═══ TASK DATA ═══

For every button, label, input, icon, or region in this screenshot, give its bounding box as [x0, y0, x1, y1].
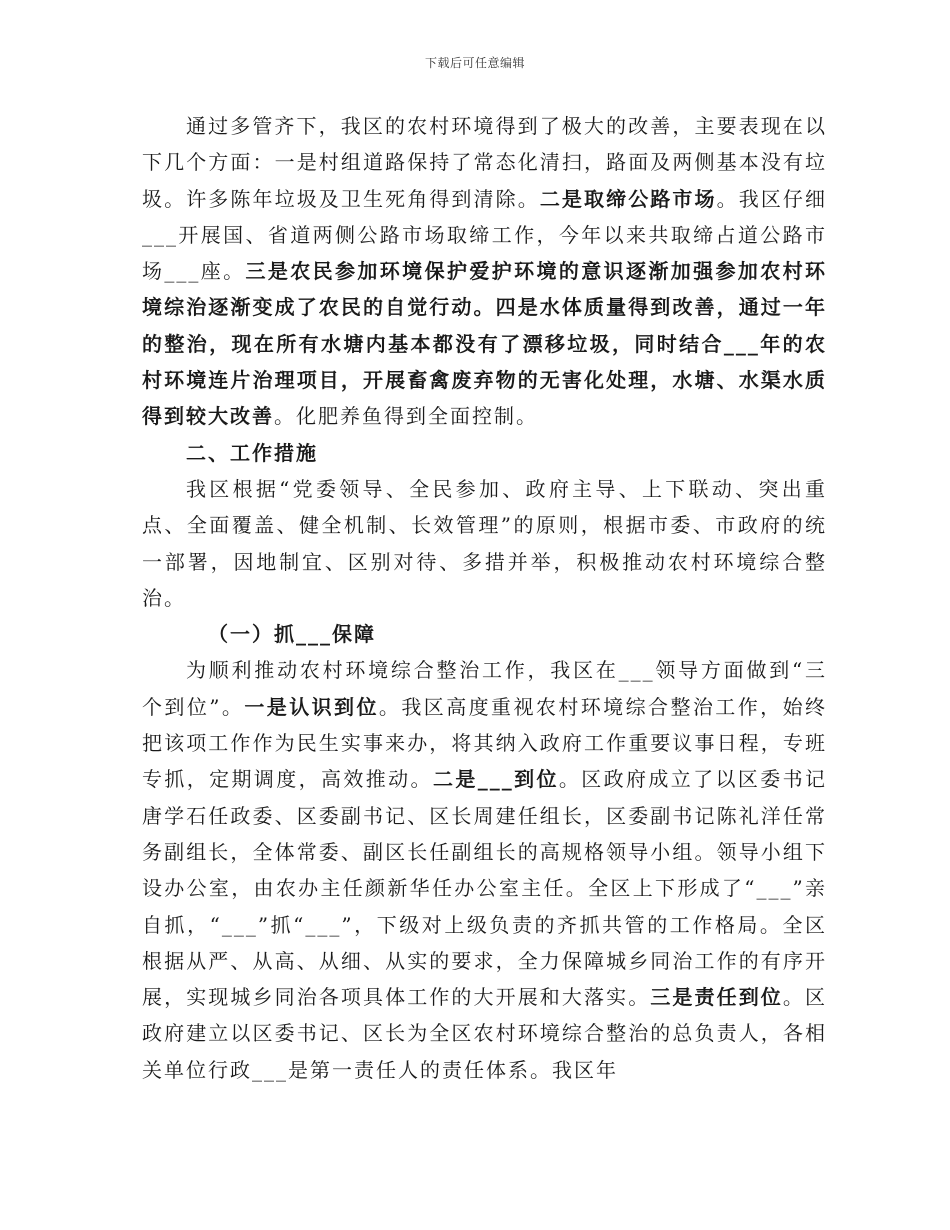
text-run: 通过多管齐下，我区的农村环境得到了极大的改善，主要表现在以下几个方面：一是村组道路保持了常态化清扫，路面及两侧基本没有垃圾。许多陈年垃圾及卫生死角得到清除。	[142, 114, 827, 211]
paragraph-results	[142, 108, 827, 435]
page-header: 下载后可任意编辑	[424, 56, 525, 70]
bold-run: 三是农民参加环境保护爱护环境的意识逐渐加强参加农村环境综治逐渐变成了农民的自觉行动。四是水体质量得到改善，通过一年的整治，现在所有水塘内基本都没有了漂移垃圾，同时结合___年的农村环境连片治理项目，开展畜禽废弃物的无害化处理，水塘、水渠水质得到较大改善	[142, 259, 828, 429]
subsection-heading-text: （一）抓___保障	[208, 622, 376, 647]
section-heading-text: 二、工作措施	[186, 440, 318, 465]
section-heading	[142, 435, 827, 471]
document-body	[142, 108, 827, 1088]
text-run: 。我区高度重视农村环境综合整治工作，始终把该项工作作为民生实事来办，将其纳入政府工作重要议事日程，专班专抓，定期调度，高效推动。	[142, 694, 828, 792]
paragraph-leadership	[142, 652, 827, 1088]
text-run: 为顺利推动农村环境综合整治工作，我区在___领导方面做到“三个到位”。	[142, 658, 827, 719]
text-run: 。区政府成立了以区委书记唐学石任政委、区委副书记、区长周建任组长，区委副书记陈礼洋任常务副组长，全体常委、副区长任副组长的高规格领导小组。领导小组下设办公室，由农办主任颜新华任办公室主任。全区上下形成了“___”亲自抓，“___”抓“___”，下级对上级负责的齐抓共管的工作格局。全区根据从严、从高、从细、从实的要求，全力保障城乡同治工作的有序开展，实现城乡同治各项具体工作的大开展和大落实。	[142, 767, 828, 1010]
bold-run: 二是取缔公路市场	[539, 186, 717, 211]
text-run: 。化肥养鱼得到全面控制。	[274, 404, 538, 429]
bold-run: 一是认识到位	[244, 694, 379, 719]
text-run: 。我区仔细___开展国、省道两侧公路市场取缔工作，今年以来共取缔占道公路市场___座。	[142, 186, 828, 284]
bold-run: 三是责任到位	[650, 985, 783, 1010]
subsection-heading	[142, 616, 827, 652]
text-run: 。区政府建立以区委书记、区长为全区农村环境综合整治的总负责人，各相关单位行政___是第一责任人的责任体系。我区年	[142, 985, 828, 1082]
paragraph-principles: 我区根据“党委领导、全民参加、政府主导、上下联动、突出重点、全面覆盖、健全机制、长效管理”的原则，根据市委、市政府的统一部署，因地制宜、区别对待、多措并举，积极推动农村环境综合整治。	[142, 476, 827, 610]
bold-run: 二是___到位	[432, 767, 559, 792]
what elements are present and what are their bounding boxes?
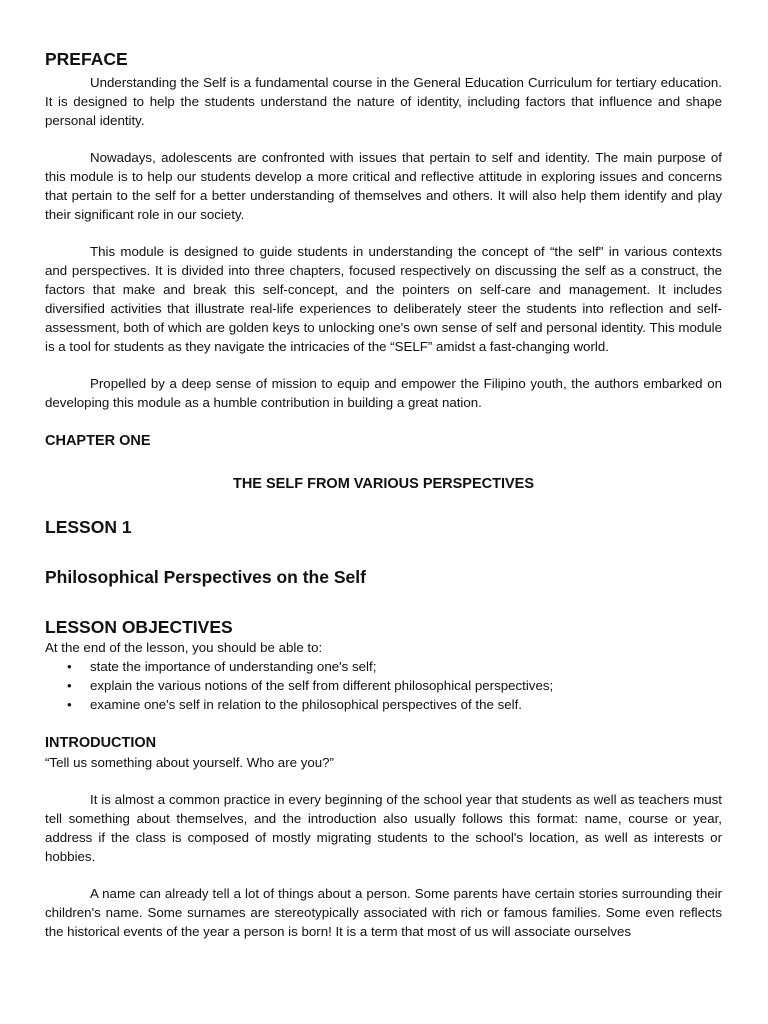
preface-paragraph-1: Understanding the Self is a fundamental course in the General Education Curriculum for tertiary education. It is designed to help the students understand the nature of identity, including factors that influence and shape personal identity. — [45, 75, 722, 128]
objectives-heading: LESSON OBJECTIVES — [45, 617, 233, 637]
list-item: • explain the various notions of the self from different philosophical perspectives; — [45, 676, 722, 695]
objectives-list — [45, 657, 722, 714]
list-item: • state the importance of understanding one's self; — [45, 657, 722, 676]
preface-paragraph-3: This module is designed to guide students in understanding the concept of “the self" in various contexts and perspectives. It is divided into three chapters, focused respectively on discussing the self as a construct, the factors that make and break this self-concept, and the pointers on self-care and management. It includes diversified activities that illustrate real-life experiences to deliberately steer the students into reflection and self-assessment, both of which are golden keys to unlocking one's own sense of self and personal identity. This module is a tool for students as they navigate the intricacies of the “SELF” amidst a fast-changing world. — [45, 244, 722, 354]
preface-heading: PREFACE — [45, 49, 128, 69]
lesson-title: Philosophical Perspectives on the Self — [45, 567, 366, 587]
introduction-paragraph-2: A name can already tell a lot of things about a person. Some parents have certain stories surrounding their children's name. Some surnames are stereotypically associated with rich or famous families. Some even reflects the historical events of the year a person is born! It is a term that most of us will associate ourselves — [45, 886, 722, 939]
introduction-heading: INTRODUCTION — [45, 735, 157, 751]
list-item: • examine one's self in relation to the philosophical perspectives of the self. — [45, 695, 722, 714]
introduction-quote: “Tell us something about yourself. Who are you?” — [45, 755, 334, 770]
document-page — [45, 48, 722, 941]
introduction-paragraph-1: It is almost a common practice in every beginning of the school year that students as well as teachers must tell something about themselves, and the introduction also usually follows this format: name, course or year, address if the class is composed of mostly migrating students to the school's location, as well as interests or hobbies. — [45, 792, 722, 864]
objectives-intro: At the end of the lesson, you should be able to: — [45, 640, 323, 655]
chapter-title: THE SELF FROM VARIOUS PERSPECTIVES — [232, 476, 535, 492]
chapter-label: CHAPTER ONE — [45, 433, 151, 449]
preface-paragraph-4: Propelled by a deep sense of mission to equip and empower the Filipino youth, the authors embarked on developing this module as a humble contribution in building a great nation. — [45, 376, 722, 410]
preface-paragraph-2: Nowadays, adolescents are confronted with issues that pertain to self and identity. The main purpose of this module is to help our students develop a more critical and reflective attitude in exploring issues and concerns that pertain to the self for a better understanding of themselves and others. It will also help them identify and play their significant role in our society. — [45, 150, 722, 222]
lesson-label: LESSON 1 — [45, 517, 132, 537]
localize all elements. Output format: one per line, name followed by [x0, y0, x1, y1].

═══

# PROBLEM DESCRIPTION
Transcribe all the entries above line by line, keeping every character unchanged, but leave the pictures out.

# RIGHT ANSWER
For every button, label, input, icon, or region in this screenshot, give its bounding box as [x0, y0, x1, y1].
text-run: 通过多管齐下，我区的农村环境得到了极大的改善，主要表现在以下几个方面：一是村组道路保持了常态化清扫，路面及两侧基本没有垃圾。许多陈年垃圾及卫生死角得到清除。	[142, 114, 827, 211]
paragraph-results	[142, 108, 827, 435]
page-header: 下载后可任意编辑	[424, 56, 525, 70]
bold-run: 三是农民参加环境保护爱护环境的意识逐渐加强参加农村环境综治逐渐变成了农民的自觉行动。四是水体质量得到改善，通过一年的整治，现在所有水塘内基本都没有了漂移垃圾，同时结合___年的农村环境连片治理项目，开展畜禽废弃物的无害化处理，水塘、水渠水质得到较大改善	[142, 259, 828, 429]
subsection-heading-text: （一）抓___保障	[208, 622, 376, 647]
section-heading-text: 二、工作措施	[186, 440, 318, 465]
section-heading	[142, 435, 827, 471]
document-body	[142, 108, 827, 1088]
text-run: 。我区高度重视农村环境综合整治工作，始终把该项工作作为民生实事来办，将其纳入政府工作重要议事日程，专班专抓，定期调度，高效推动。	[142, 694, 828, 792]
paragraph-leadership	[142, 652, 827, 1088]
text-run: 为顺利推动农村环境综合整治工作，我区在___领导方面做到“三个到位”。	[142, 658, 827, 719]
text-run: 。区政府成立了以区委书记唐学石任政委、区委副书记、区长周建任组长，区委副书记陈礼洋任常务副组长，全体常委、副区长任副组长的高规格领导小组。领导小组下设办公室，由农办主任颜新华任办公室主任。全区上下形成了“___”亲自抓，“___”抓“___”，下级对上级负责的齐抓共管的工作格局。全区根据从严、从高、从细、从实的要求，全力保障城乡同治工作的有序开展，实现城乡同治各项具体工作的大开展和大落实。	[142, 767, 828, 1010]
bold-run: 二是取缔公路市场	[539, 186, 717, 211]
text-run: 。化肥养鱼得到全面控制。	[274, 404, 538, 429]
bold-run: 一是认识到位	[244, 694, 379, 719]
text-run: 。我区仔细___开展国、省道两侧公路市场取缔工作，今年以来共取缔占道公路市场___座。	[142, 186, 828, 284]
bold-run: 三是责任到位	[650, 985, 783, 1010]
subsection-heading	[142, 616, 827, 652]
text-run: 。区政府建立以区委书记、区长为全区农村环境综合整治的总负责人，各相关单位行政___是第一责任人的责任体系。我区年	[142, 985, 828, 1082]
paragraph-principles: 我区根据“党委领导、全民参加、政府主导、上下联动、突出重点、全面覆盖、健全机制、长效管理”的原则，根据市委、市政府的统一部署，因地制宜、区别对待、多措并举，积极推动农村环境综合整治。	[142, 476, 827, 610]
bold-run: 二是___到位	[432, 767, 559, 792]
what elements are present and what are their bounding boxes?
preface-paragraph-1: Understanding the Self is a fundamental course in the General Education Curriculum for tertiary education. It is designed to help the students understand the nature of identity, including factors that influence and shape personal identity. — [45, 75, 722, 128]
objectives-heading: LESSON OBJECTIVES — [45, 617, 233, 637]
list-item: • explain the various notions of the self from different philosophical perspectives; — [45, 676, 722, 695]
objectives-list — [45, 657, 722, 714]
list-item: • state the importance of understanding one's self; — [45, 657, 722, 676]
preface-paragraph-3: This module is designed to guide students in understanding the concept of “the self" in various contexts and perspectives. It is divided into three chapters, focused respectively on discussing the self as a construct, the factors that make and break this self-concept, and the pointers on self-care and management. It includes diversified activities that illustrate real-life experiences to deliberately steer the students into reflection and self-assessment, both of which are golden keys to unlocking one's own sense of self and personal identity. This module is a tool for students as they navigate the intricacies of the “SELF” amidst a fast-changing world. — [45, 244, 722, 354]
preface-heading: PREFACE — [45, 49, 128, 69]
lesson-title: Philosophical Perspectives on the Self — [45, 567, 366, 587]
introduction-paragraph-2: A name can already tell a lot of things about a person. Some parents have certain stories surrounding their children's name. Some surnames are stereotypically associated with rich or famous families. Some even reflects the historical events of the year a person is born! It is a term that most of us will associate ourselves — [45, 886, 722, 939]
introduction-heading: INTRODUCTION — [45, 735, 157, 751]
list-item: • examine one's self in relation to the philosophical perspectives of the self. — [45, 695, 722, 714]
introduction-quote: “Tell us something about yourself. Who are you?” — [45, 755, 334, 770]
document-page — [45, 48, 722, 941]
introduction-paragraph-1: It is almost a common practice in every beginning of the school year that students as well as teachers must tell something about themselves, and the introduction also usually follows this format: name, course or year, address if the class is composed of mostly migrating students to the school's location, as well as interests or hobbies. — [45, 792, 722, 864]
objectives-intro: At the end of the lesson, you should be able to: — [45, 640, 323, 655]
chapter-title: THE SELF FROM VARIOUS PERSPECTIVES — [232, 476, 535, 492]
chapter-label: CHAPTER ONE — [45, 433, 151, 449]
preface-paragraph-4: Propelled by a deep sense of mission to equip and empower the Filipino youth, the authors embarked on developing this module as a humble contribution in building a great nation. — [45, 376, 722, 410]
preface-paragraph-2: Nowadays, adolescents are confronted with issues that pertain to self and identity. The main purpose of this module is to help our students develop a more critical and reflective attitude in exploring issues and concerns that pertain to the self for a better understanding of themselves and others. It will also help them identify and play their significant role in our society. — [45, 150, 722, 222]
lesson-label: LESSON 1 — [45, 517, 132, 537]
localize all elements. Output format: one per line, name followed by [x0, y0, x1, y1].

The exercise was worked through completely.